TASK DETAILS: From the data below, give the number of lines holding the word "zonder", with nothing else added.

RECORDS TO PROCESS:

* * *

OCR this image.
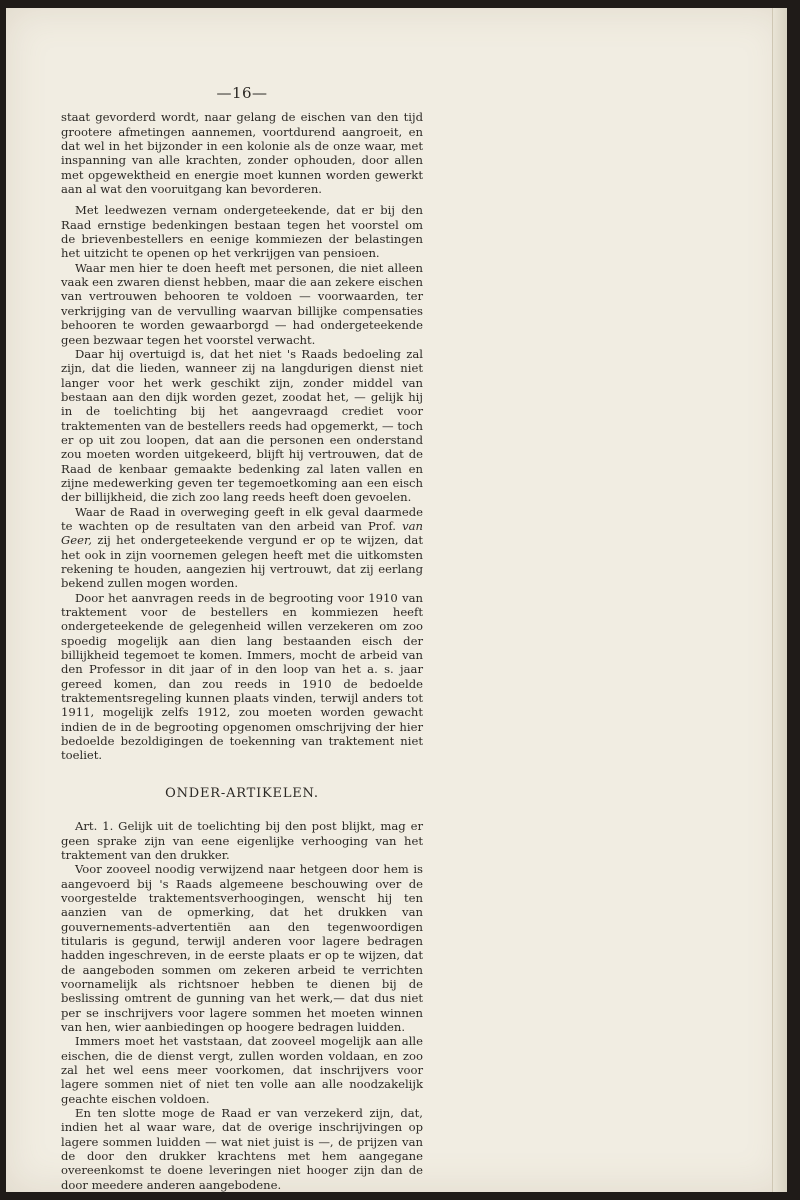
—16—

staat gevorderd wordt, naar gelang de eischen van den tijd grootere afmetingen aannemen, voortdurend aangroeit, en dat wel in het bijzonder in een kolonie als de onze waar, met inspanning van alle krachten, zonder ophouden, door allen met opgewektheid en energie moet kunnen worden gewerkt aan al wat den vooruitgang kan bevorderen.

Met leedwezen vernam ondergeteekende, dat er bij den Raad ernstige bedenkingen bestaan tegen het voorstel om de brievenbestellers en eenige kommiezen der belastingen het uitzicht te openen op het verkrijgen van pensioen.

Waar men hier te doen heeft met personen, die niet alleen vaak een zwaren dienst hebben, maar die aan zekere eischen van vertrouwen behooren te voldoen — voorwaarden, ter verkrijging van de vervulling waarvan billijke compensaties behooren te worden gewaarborgd — had ondergeteekende geen bezwaar tegen het voorstel verwacht.

Daar hij overtuigd is, dat het niet 's Raads bedoeling zal zijn, dat die lieden, wanneer zij na langdurigen dienst niet langer voor het werk geschikt zijn, zonder middel van bestaan aan den dijk worden gezet, zoodat het, — gelijk hij in de toelichting bij het aangevraagd crediet voor traktementen van de bestellers reeds had opgemerkt, — toch er op uit zou loopen, dat aan die personen een onderstand zou moeten worden uitgekeerd, blijft hij vertrouwen, dat de Raad de kenbaar gemaakte bedenking zal laten vallen en zijne medewerking geven ter tegemoetkoming aan een eisch der billijkheid, die zich zoo lang reeds heeft doen gevoelen.

Waar de Raad in overweging geeft in elk geval daarmede te wachten op de resultaten van den arbeid van Prof. van Geer, zij het ondergeteekende vergund er op te wijzen, dat het ook in zijn voornemen gelegen heeft met die uitkomsten rekening te houden, aangezien hij vertrouwt, dat zij eerlang bekend zullen mogen worden.

Door het aanvragen reeds in de begrooting voor 1910 van traktement voor de bestellers en kommiezen heeft ondergeteekende de gelegenheid willen verzekeren om zoo spoedig mogelijk aan dien lang bestaanden eisch der billijkheid tegemoet te komen. Immers, mocht de arbeid van den Professor in dit jaar of in den loop van het a. s. jaar gereed komen, dan zou reeds in 1910 de bedoelde traktementsregeling kunnen plaats vinden, terwijl anders tot 1911, mogelijk zelfs 1912, zou moeten worden gewacht indien de in de begrooting opgenomen omschrijving der hier bedoelde bezoldigingen de toekenning van traktement niet toeliet.

ONDER-ARTIKELEN.

Art. 1. Gelijk uit de toelichting bij den post blijkt, mag er geen sprake zijn van eene eigenlijke verhooging van het traktement van den drukker.

Voor zooveel noodig verwijzend naar hetgeen door hem is aangevoerd bij 's Raads algemeene beschouwing over de voorgestelde traktementsverhoogingen, wenscht hij ten aanzien van de opmerking, dat het drukken van gouvernements-advertentiën aan den tegenwoordigen titularis is gegund, terwijl anderen voor lagere bedragen hadden ingeschreven, in de eerste plaats er op te wijzen, dat de aangeboden sommen om zekeren arbeid te verrichten voornamelijk als richtsnoer hebben te dienen bij de beslissing omtrent de gunning van het werk,— dat dus niet per se inschrijvers voor lagere sommen het moeten winnen van hen, wier aanbiedingen op hoogere bedragen luidden.

Immers moet het vaststaan, dat zooveel mogelijk aan alle eischen, die de dienst vergt, zullen worden voldaan, en zoo zal het wel eens meer voorkomen, dat inschrijvers voor lagere sommen niet of niet ten volle aan alle noodzakelijk geachte eischen voldoen.

En ten slotte moge de Raad er van verzekerd zijn, dat, indien het al waar ware, dat de overige inschrijvingen op lagere sommen luidden — wat niet juist is —, de prijzen van de door den drukker krachtens met hem aangegane overeenkomst te doene leveringen niet hooger zijn dan de door meedere anderen aangebodene.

* * *

TASK RESULT: 2